** Start of MATERIAL PROVIDED **

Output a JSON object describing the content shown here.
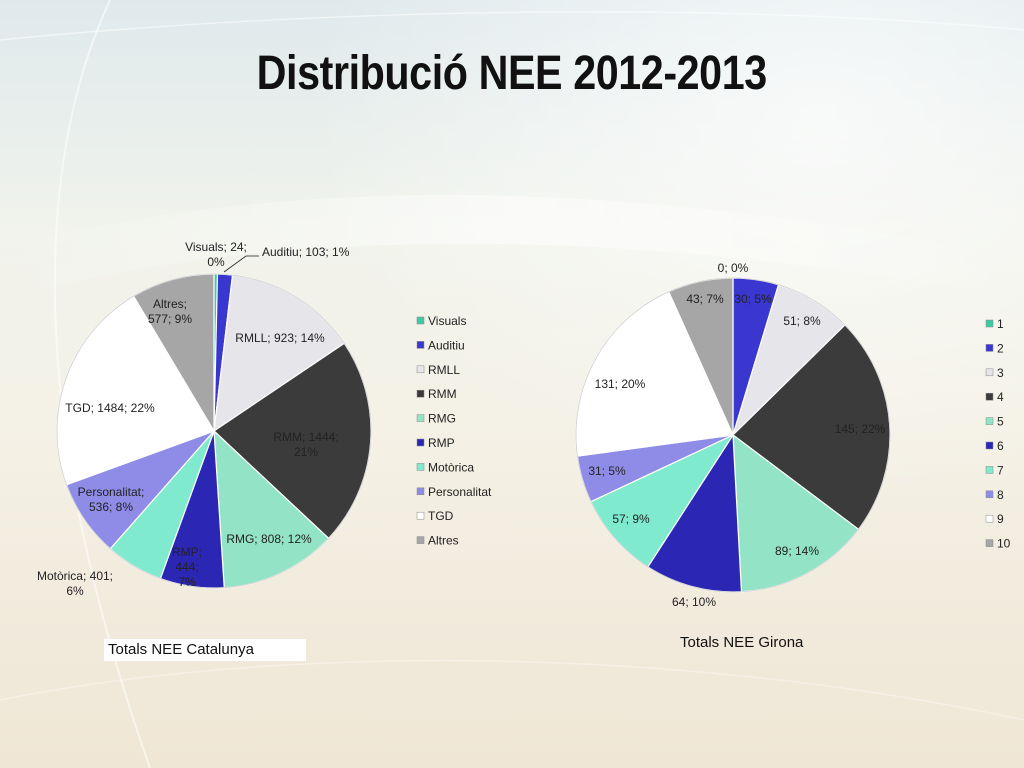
{
  "title": "Distribució NEE 2012-2013",
  "colors": {
    "teal": "#3fc9a3",
    "blue": "#3630c4",
    "light": "#e7e7ea",
    "dark": "#3a3a3a",
    "mint": "#8fe3c3",
    "deep_blue": "#2a24b0",
    "aqua": "#7ee8cf",
    "lavender": "#8c89e6",
    "white": "#ffffff",
    "grey": "#a8a8a8"
  },
  "chart_data": [
    {
      "type": "pie",
      "title": "Totals NEE Catalunya",
      "legend_position": "right",
      "slices": [
        {
          "name": "Visuals",
          "value": 24,
          "percent": "0%",
          "label": "Visuals; 24; 0%",
          "color": "#3fc9a3"
        },
        {
          "name": "Auditiu",
          "value": 103,
          "percent": "1%",
          "label": "Auditiu; 103; 1%",
          "color": "#3a36d0"
        },
        {
          "name": "RMLL",
          "value": 923,
          "percent": "14%",
          "label": "RMLL; 923; 14%",
          "color": "#e6e6ea"
        },
        {
          "name": "RMM",
          "value": 1444,
          "percent": "21%",
          "label": "RMM; 1444; 21%",
          "color": "#3b3b3b"
        },
        {
          "name": "RMG",
          "value": 808,
          "percent": "12%",
          "label": "RMG; 808; 12%",
          "color": "#93e4c6"
        },
        {
          "name": "RMP",
          "value": 444,
          "percent": "7%",
          "label": "RMP; 444; 7%",
          "color": "#2b26b4"
        },
        {
          "name": "Motòrica",
          "value": 401,
          "percent": "6%",
          "label": "Motòrica; 401; 6%",
          "color": "#7feacd"
        },
        {
          "name": "Personalitat",
          "value": 536,
          "percent": "8%",
          "label": "Personalitat; 536; 8%",
          "color": "#8f8ce8"
        },
        {
          "name": "TGD",
          "value": 1484,
          "percent": "22%",
          "label": "TGD; 1484; 22%",
          "color": "#ffffff"
        },
        {
          "name": "Altres",
          "value": 577,
          "percent": "9%",
          "label": "Altres; 577; 9%",
          "color": "#a6a6a6"
        }
      ]
    },
    {
      "type": "pie",
      "title": "Totals NEE Girona",
      "legend_position": "right",
      "slices": [
        {
          "name": "1",
          "value": 0,
          "percent": "0%",
          "label": "0; 0%",
          "color": "#3fc9a3"
        },
        {
          "name": "2",
          "value": 30,
          "percent": "5%",
          "label": "30; 5%",
          "color": "#3a36d0"
        },
        {
          "name": "3",
          "value": 51,
          "percent": "8%",
          "label": "51; 8%",
          "color": "#e6e6ea"
        },
        {
          "name": "4",
          "value": 145,
          "percent": "22%",
          "label": "145; 22%",
          "color": "#3b3b3b"
        },
        {
          "name": "5",
          "value": 89,
          "percent": "14%",
          "label": "89; 14%",
          "color": "#93e4c6"
        },
        {
          "name": "6",
          "value": 64,
          "percent": "10%",
          "label": "64; 10%",
          "color": "#2b26b4"
        },
        {
          "name": "7",
          "value": 57,
          "percent": "9%",
          "label": "57; 9%",
          "color": "#7feacd"
        },
        {
          "name": "8",
          "value": 31,
          "percent": "5%",
          "label": "31; 5%",
          "color": "#8f8ce8"
        },
        {
          "name": "9",
          "value": 131,
          "percent": "20%",
          "label": "131; 20%",
          "color": "#ffffff"
        },
        {
          "name": "10",
          "value": 43,
          "percent": "7%",
          "label": "43; 7%",
          "color": "#a6a6a6"
        }
      ]
    }
  ]
}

** End of MATERIAL PROVIDED **

GIVEN PROBLEM:
Report how many lines of the entries hold the word "Totals". Nothing else is needed.

RESPONSE BELOW:
2